Collected data:
○ ○ ○ ○ ○ ○ ○

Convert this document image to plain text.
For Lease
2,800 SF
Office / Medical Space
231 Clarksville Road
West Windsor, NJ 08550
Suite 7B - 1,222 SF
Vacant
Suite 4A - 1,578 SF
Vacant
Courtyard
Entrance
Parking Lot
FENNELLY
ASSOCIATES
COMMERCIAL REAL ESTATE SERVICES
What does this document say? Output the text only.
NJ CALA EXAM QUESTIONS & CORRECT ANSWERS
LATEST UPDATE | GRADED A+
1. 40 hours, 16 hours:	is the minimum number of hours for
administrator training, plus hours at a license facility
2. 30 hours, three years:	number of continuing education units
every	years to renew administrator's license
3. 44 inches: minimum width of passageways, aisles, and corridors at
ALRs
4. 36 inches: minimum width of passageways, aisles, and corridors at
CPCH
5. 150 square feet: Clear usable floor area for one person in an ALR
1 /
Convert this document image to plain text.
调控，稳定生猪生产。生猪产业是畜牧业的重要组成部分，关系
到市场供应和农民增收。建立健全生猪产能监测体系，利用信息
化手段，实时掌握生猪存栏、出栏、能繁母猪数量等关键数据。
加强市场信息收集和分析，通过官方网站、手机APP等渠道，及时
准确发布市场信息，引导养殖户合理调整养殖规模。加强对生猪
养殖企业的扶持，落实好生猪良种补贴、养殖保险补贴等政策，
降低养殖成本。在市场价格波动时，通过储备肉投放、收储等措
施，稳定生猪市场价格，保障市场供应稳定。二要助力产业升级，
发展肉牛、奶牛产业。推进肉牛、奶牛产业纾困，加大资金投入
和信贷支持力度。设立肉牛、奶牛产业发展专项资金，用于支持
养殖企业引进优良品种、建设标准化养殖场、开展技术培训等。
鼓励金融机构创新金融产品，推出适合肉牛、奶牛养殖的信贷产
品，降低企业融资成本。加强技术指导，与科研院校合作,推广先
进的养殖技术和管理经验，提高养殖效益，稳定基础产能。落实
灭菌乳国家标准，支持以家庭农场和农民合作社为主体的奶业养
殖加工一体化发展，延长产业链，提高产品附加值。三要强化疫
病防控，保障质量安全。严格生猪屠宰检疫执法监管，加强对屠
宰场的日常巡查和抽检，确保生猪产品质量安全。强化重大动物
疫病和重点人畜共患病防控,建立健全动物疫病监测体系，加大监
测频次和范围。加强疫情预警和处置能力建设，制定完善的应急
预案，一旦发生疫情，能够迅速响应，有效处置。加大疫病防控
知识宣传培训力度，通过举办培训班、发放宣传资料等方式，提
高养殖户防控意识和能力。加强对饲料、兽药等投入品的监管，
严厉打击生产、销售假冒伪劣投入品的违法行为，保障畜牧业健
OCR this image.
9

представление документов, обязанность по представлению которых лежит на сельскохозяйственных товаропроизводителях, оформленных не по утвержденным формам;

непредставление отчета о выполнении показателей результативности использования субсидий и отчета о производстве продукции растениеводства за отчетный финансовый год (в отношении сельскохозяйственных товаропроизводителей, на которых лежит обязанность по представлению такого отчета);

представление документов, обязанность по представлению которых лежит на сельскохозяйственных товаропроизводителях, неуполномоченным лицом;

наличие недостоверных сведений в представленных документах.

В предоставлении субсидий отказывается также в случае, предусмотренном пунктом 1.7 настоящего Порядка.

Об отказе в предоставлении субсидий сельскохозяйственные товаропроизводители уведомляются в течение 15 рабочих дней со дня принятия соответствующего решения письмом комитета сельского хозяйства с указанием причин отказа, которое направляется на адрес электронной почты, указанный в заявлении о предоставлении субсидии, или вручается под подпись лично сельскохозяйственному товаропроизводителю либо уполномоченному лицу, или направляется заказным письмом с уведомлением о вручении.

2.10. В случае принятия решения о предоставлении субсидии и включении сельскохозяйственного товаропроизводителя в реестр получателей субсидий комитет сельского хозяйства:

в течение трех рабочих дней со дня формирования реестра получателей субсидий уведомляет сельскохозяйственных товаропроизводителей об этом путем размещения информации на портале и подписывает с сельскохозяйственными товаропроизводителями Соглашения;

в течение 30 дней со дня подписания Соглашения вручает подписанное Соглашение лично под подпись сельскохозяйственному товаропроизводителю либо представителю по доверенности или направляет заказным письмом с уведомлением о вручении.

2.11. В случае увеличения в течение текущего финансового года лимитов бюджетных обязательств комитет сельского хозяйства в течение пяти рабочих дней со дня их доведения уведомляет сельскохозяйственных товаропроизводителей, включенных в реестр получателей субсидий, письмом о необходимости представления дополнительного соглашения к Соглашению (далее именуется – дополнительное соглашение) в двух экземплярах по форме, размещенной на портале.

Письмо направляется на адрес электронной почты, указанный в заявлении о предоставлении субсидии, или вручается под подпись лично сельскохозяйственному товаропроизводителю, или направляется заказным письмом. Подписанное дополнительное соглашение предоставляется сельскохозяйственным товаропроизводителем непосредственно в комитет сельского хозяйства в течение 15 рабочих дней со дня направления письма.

○ ○ ○ ○ ○ ○ ○

#### EXERCISE TASK
Give all the entries again exactly; leave none out.

#### ANSWER TO THE TASK
Convert this document image to plain text.
For Lease
2,800 SF
Office / Medical Space
231 Clarksville Road
West Windsor, NJ 08550
Suite 7B - 1,222 SF
Vacant
Suite 4A - 1,578 SF
Vacant
Courtyard
Entrance
Parking Lot
FENNELLY
ASSOCIATES
COMMERCIAL REAL ESTATE SERVICES
What does this document say? Output the text only.
NJ CALA EXAM QUESTIONS & CORRECT ANSWERS
LATEST UPDATE | GRADED A+
1. 40 hours, 16 hours:	is the minimum number of hours for
administrator training, plus hours at a license facility
2. 30 hours, three years:	number of continuing education units
every	years to renew administrator's license
3. 44 inches: minimum width of passageways, aisles, and corridors at
ALRs
4. 36 inches: minimum width of passageways, aisles, and corridors at
CPCH
5. 150 square feet: Clear usable floor area for one person in an ALR
1 /
Convert this document image to plain text.
调控，稳定生猪生产。生猪产业是畜牧业的重要组成部分，关系
到市场供应和农民增收。建立健全生猪产能监测体系，利用信息
化手段，实时掌握生猪存栏、出栏、能繁母猪数量等关键数据。
加强市场信息收集和分析，通过官方网站、手机APP等渠道，及时
准确发布市场信息，引导养殖户合理调整养殖规模。加强对生猪
养殖企业的扶持，落实好生猪良种补贴、养殖保险补贴等政策，
降低养殖成本。在市场价格波动时，通过储备肉投放、收储等措
施，稳定生猪市场价格，保障市场供应稳定。二要助力产业升级，
发展肉牛、奶牛产业。推进肉牛、奶牛产业纾困，加大资金投入
和信贷支持力度。设立肉牛、奶牛产业发展专项资金，用于支持
养殖企业引进优良品种、建设标准化养殖场、开展技术培训等。
鼓励金融机构创新金融产品，推出适合肉牛、奶牛养殖的信贷产
品，降低企业融资成本。加强技术指导，与科研院校合作,推广先
进的养殖技术和管理经验，提高养殖效益，稳定基础产能。落实
灭菌乳国家标准，支持以家庭农场和农民合作社为主体的奶业养
殖加工一体化发展，延长产业链，提高产品附加值。三要强化疫
病防控，保障质量安全。严格生猪屠宰检疫执法监管，加强对屠
宰场的日常巡查和抽检，确保生猪产品质量安全。强化重大动物
疫病和重点人畜共患病防控,建立健全动物疫病监测体系，加大监
测频次和范围。加强疫情预警和处置能力建设，制定完善的应急
预案，一旦发生疫情，能够迅速响应，有效处置。加大疫病防控
知识宣传培训力度，通过举办培训班、发放宣传资料等方式，提
高养殖户防控意识和能力。加强对饲料、兽药等投入品的监管，
严厉打击生产、销售假冒伪劣投入品的违法行为，保障畜牧业健
OCR this image.
9

представление документов, обязанность по представлению которых лежит на сельскохозяйственных товаропроизводителях, оформленных не по утвержденным формам;

непредставление отчета о выполнении показателей результативности использования субсидий и отчета о производстве продукции растениеводства за отчетный финансовый год (в отношении сельскохозяйственных товаропроизводителей, на которых лежит обязанность по представлению такого отчета);

представление документов, обязанность по представлению которых лежит на сельскохозяйственных товаропроизводителях, неуполномоченным лицом;

наличие недостоверных сведений в представленных документах.

В предоставлении субсидий отказывается также в случае, предусмотренном пунктом 1.7 настоящего Порядка.

Об отказе в предоставлении субсидий сельскохозяйственные товаропроизводители уведомляются в течение 15 рабочих дней со дня принятия соответствующего решения письмом комитета сельского хозяйства с указанием причин отказа, которое направляется на адрес электронной почты, указанный в заявлении о предоставлении субсидии, или вручается под подпись лично сельскохозяйственному товаропроизводителю либо уполномоченному лицу, или направляется заказным письмом с уведомлением о вручении.

2.10. В случае принятия решения о предоставлении субсидии и включении сельскохозяйственного товаропроизводителя в реестр получателей субсидий комитет сельского хозяйства:

в течение трех рабочих дней со дня формирования реестра получателей субсидий уведомляет сельскохозяйственных товаропроизводителей об этом путем размещения информации на портале и подписывает с сельскохозяйственными товаропроизводителями Соглашения;

в течение 30 дней со дня подписания Соглашения вручает подписанное Соглашение лично под подпись сельскохозяйственному товаропроизводителю либо представителю по доверенности или направляет заказным письмом с уведомлением о вручении.

2.11. В случае увеличения в течение текущего финансового года лимитов бюджетных обязательств комитет сельского хозяйства в течение пяти рабочих дней со дня их доведения уведомляет сельскохозяйственных товаропроизводителей, включенных в реестр получателей субсидий, письмом о необходимости представления дополнительного соглашения к Соглашению (далее именуется – дополнительное соглашение) в двух экземплярах по форме, размещенной на портале.

Письмо направляется на адрес электронной почты, указанный в заявлении о предоставлении субсидии, или вручается под подпись лично сельскохозяйственному товаропроизводителю, или направляется заказным письмом. Подписанное дополнительное соглашение предоставляется сельскохозяйственным товаропроизводителем непосредственно в комитет сельского хозяйства в течение 15 рабочих дней со дня направления письма.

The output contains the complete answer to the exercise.